STATE V. MITCHELL: The defendant believing his victim was sleeping in a bed in the downstairs room fired into the bed one bullet hit the pillow and another the dresser close by. In fact the victim, unknown to the defendant, had gone to bed in the upstairs room. Since the defendant had been a boarder in the other’s house and knew that the latter customarily slept in the downstairs bedroom, the defendant’s expectation that his act would result in the desired killing was an eminently reasonable one . Held: he was convicted of attempt. His conduct made out a perfect case of an attempt.

PUNISHMENT FOR ATTEMPTS

In Ghana, a person convicted of an attempt is liable to be punished to the same degree as if he committed the substantive crime. Section 18(2). However, a person under imprisonment for 3 yrs or more who attempts to commit murder is liable to suffer death. Section 49.

Sometimes an act which amounts to an attempt to commit one crime is at the same time the actus reus of another crime – for instance, attempted murder may at the same time be causing grievous bodily harm – attempted rape may be indecent assault – attempted robbery may be unlawful entry – attempted arson may be being on premises for unlawful purpose etc. In such situations, the convict is liable to be punished either for the attempted offence or for the completed offence. Section 18(3)
Finally if there is a defence for the substantive offence the defence is also available for the attempt of that substantive offence. eg provocation for the attempt of murder. Section 18 (4)

PREPARATION

At common law, preparing to commit a crime is not a crime – so it is said that mere preparatory acts to commit a crime is not punishable – to be punishable, the act complained of must be proximate to the actus reus of the offence in question – so at common law, the task was establishing whether the act complained of was an attempt or merely preparatory. However, in Ghana, preparation is a criminal offence on its own by virtue of section 19.

Section 19: A person who prepares or supplies, or has in possession, custody, or control, or in the possession, custody or control of any other person on behalf of that person, any instrument, materials, or means, with the intent that the instruments, materials, or means, may be used by that person, or by any other person, in committing a criminal offence by which life is likely to be endangered, or a forgery, or a felony, commits a criminal offence and is liable to punishment in like manner as if that person had attempted to commit that criminal offence.

Merely having in your possession or in the possession of another person on your behalf, such instruments, materials or means without the requisite mens rea will not fix one with culpability. The focus of the law is on instruments, materials or means that cannot innocently be possessed except with the intention of committing a crime.
A person who prepares to commit a crime is liable to be punished as though he he attempted to commit a crime.

EXERCISE ▸ Reproduce word for word the passage of the text on criminal attempts and preparation starting with "Section 19: A" and going on through "that criminal offence.".

DATASET ROWS ▸

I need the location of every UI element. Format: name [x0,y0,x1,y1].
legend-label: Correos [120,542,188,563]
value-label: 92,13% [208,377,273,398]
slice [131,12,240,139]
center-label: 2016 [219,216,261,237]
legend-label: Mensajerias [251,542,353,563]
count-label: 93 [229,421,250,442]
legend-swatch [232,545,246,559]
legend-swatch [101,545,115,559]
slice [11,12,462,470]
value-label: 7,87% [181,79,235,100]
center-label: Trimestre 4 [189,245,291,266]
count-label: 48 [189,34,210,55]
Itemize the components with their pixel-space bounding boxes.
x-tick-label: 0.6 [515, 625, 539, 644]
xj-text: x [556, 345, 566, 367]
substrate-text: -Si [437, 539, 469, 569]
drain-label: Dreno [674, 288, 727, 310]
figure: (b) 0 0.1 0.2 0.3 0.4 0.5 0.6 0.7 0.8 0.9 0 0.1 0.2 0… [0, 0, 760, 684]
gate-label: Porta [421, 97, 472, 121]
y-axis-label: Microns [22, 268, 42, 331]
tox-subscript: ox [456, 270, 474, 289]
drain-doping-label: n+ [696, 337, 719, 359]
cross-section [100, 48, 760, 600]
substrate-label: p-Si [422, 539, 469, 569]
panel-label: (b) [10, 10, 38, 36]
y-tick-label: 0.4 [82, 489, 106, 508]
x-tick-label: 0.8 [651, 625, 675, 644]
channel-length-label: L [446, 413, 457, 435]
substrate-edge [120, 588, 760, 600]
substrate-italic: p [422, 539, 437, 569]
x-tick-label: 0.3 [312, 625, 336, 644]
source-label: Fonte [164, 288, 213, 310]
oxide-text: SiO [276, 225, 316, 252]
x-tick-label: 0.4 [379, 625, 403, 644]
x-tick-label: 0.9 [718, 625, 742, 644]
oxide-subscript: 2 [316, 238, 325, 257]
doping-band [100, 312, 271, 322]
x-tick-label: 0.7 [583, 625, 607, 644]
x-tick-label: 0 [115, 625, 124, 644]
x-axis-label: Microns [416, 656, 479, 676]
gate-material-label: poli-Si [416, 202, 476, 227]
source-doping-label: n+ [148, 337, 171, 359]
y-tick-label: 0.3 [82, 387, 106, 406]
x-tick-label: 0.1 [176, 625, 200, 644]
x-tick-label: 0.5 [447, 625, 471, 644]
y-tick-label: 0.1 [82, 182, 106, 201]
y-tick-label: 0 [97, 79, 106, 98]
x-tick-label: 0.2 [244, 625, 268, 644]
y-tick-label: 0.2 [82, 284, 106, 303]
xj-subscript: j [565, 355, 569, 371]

WRITTEN ANSWER ▸
Section 19: A person who prepares or supplies, or has in possession, custody, or control, or in the possession, custody or control of any other person on behalf of that person, any instrument, materials, or means, with the intent that the instruments, materials, or means, may be used by that person, or by any other person, in committing a criminal offence by which life is likely to be endangered, or a forgery, or a felony, commits a criminal offence and is liable to punishment in like manner as if that person had attempted to commit that criminal offence.